─── Records for the exercise
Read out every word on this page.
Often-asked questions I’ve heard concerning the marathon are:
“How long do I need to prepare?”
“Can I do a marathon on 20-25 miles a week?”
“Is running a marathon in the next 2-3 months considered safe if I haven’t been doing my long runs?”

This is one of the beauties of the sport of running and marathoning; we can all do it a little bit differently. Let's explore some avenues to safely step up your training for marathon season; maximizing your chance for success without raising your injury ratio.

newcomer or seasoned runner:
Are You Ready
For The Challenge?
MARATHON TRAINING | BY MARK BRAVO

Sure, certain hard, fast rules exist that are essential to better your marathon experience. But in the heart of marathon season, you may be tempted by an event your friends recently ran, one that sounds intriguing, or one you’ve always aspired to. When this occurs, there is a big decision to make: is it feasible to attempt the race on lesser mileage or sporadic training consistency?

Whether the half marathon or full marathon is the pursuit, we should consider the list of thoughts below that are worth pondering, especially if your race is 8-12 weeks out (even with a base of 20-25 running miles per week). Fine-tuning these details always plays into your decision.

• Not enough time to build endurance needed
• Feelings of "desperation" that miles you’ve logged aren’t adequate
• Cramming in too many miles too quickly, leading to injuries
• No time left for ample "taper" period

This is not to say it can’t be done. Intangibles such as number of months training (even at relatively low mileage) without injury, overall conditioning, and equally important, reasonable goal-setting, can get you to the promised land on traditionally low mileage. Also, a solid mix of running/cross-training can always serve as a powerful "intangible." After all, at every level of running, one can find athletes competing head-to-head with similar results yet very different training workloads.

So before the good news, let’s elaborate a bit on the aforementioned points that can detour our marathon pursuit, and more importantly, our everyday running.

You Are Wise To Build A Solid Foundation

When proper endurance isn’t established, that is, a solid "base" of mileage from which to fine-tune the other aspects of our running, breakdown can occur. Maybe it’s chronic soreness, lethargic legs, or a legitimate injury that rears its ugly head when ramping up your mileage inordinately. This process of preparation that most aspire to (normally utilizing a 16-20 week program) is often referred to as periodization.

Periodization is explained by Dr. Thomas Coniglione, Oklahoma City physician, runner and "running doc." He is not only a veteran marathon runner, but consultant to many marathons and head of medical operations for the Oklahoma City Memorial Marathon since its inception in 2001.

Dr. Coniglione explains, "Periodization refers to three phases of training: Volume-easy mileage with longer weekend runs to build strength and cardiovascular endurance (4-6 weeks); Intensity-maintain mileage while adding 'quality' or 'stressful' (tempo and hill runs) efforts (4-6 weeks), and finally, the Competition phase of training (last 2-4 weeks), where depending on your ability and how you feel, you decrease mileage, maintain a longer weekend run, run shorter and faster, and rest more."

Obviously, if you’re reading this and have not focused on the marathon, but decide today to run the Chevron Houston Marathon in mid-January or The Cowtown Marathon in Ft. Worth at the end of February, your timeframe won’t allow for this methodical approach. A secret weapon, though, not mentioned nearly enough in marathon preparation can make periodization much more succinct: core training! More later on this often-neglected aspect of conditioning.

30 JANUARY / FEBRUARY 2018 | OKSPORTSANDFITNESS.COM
──────
─── Records for the exercise
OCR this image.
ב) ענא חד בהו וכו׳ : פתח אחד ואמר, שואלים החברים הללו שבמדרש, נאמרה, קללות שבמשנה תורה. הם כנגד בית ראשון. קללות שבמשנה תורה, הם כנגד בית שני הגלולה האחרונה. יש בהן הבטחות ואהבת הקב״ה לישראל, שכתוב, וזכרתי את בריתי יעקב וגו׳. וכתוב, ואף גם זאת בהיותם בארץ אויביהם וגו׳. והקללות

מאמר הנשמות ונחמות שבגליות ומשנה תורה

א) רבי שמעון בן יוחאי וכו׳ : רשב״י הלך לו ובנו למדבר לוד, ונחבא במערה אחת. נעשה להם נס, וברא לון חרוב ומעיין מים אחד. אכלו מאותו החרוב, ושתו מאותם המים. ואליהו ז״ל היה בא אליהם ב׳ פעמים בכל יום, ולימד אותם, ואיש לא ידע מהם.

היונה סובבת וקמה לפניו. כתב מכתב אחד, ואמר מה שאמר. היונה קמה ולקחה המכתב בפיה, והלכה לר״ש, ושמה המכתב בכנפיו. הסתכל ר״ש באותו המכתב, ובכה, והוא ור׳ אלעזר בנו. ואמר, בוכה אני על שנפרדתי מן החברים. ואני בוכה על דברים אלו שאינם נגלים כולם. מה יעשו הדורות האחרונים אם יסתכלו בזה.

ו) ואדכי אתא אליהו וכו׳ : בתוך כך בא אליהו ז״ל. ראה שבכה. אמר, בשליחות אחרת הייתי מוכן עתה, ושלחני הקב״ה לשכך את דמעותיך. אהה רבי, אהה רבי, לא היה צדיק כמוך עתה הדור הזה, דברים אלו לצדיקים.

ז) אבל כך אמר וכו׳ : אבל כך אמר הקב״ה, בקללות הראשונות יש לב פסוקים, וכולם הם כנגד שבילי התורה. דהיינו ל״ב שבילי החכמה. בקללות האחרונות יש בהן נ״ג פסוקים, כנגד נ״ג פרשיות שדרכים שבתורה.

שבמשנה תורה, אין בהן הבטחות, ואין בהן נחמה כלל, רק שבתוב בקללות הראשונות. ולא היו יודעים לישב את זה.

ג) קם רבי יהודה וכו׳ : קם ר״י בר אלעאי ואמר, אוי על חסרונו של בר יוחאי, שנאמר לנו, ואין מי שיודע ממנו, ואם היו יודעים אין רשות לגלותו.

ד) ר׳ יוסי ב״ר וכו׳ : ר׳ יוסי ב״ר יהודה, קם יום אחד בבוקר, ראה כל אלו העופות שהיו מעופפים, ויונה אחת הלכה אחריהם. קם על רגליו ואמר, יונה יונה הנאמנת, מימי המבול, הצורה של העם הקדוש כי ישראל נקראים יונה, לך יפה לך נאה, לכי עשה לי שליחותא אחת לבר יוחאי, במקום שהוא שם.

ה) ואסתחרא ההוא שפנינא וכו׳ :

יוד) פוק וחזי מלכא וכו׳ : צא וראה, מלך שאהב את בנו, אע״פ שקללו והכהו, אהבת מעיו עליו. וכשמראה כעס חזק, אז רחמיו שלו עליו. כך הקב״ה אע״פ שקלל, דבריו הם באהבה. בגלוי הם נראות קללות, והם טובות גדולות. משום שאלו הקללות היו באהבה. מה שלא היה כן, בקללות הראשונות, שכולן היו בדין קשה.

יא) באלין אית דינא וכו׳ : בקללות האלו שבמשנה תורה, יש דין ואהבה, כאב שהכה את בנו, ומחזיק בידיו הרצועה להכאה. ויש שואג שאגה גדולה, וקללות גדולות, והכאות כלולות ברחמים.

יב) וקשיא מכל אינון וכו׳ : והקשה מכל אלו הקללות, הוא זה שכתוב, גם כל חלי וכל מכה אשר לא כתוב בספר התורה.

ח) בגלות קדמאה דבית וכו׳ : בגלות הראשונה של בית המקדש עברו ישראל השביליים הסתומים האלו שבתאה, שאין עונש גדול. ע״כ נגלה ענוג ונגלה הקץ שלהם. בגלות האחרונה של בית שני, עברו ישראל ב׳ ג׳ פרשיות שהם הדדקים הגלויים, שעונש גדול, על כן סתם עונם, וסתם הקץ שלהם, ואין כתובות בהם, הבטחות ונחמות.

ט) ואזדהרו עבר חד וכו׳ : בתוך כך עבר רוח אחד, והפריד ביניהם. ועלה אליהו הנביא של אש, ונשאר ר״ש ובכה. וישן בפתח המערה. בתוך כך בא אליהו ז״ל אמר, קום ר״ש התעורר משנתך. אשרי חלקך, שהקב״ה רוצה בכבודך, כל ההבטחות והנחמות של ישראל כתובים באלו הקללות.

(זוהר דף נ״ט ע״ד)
──────
● Prompt
Copy every single line of the material above that holds "הראשונות".

● Solution
ז) אבל כך אמר וכו׳ : אבל כך אמר הקב״ה, בקללות הראשונות יש לב פסוקים, וכולם הם כנגד שבילי התורה. דהיינו ל״ב שבילי החכמה. בקללות האחרונות יש בהן נ״ג פסוקים, כנגד נ״ג פרשיות שדרכים שבתורה.
שבמשנה תורה, אין בהן הבטחות, ואין בהן נחמה כלל, רק שבתוב בקללות הראשונות. ולא היו יודעים לישב את זה.
יוד) פוק וחזי מלכא וכו׳ : צא וראה, מלך שאהב את בנו, אע״פ שקללו והכהו, אהבת מעיו עליו. וכשמראה כעס חזק, אז רחמיו שלו עליו. כך הקב״ה אע״פ שקלל, דבריו הם באהבה. בגלוי הם נראות קללות, והם טובות גדולות. משום שאלו הקללות היו באהבה. מה שלא היה כן, בקללות הראשונות, שכולן היו בדין קשה.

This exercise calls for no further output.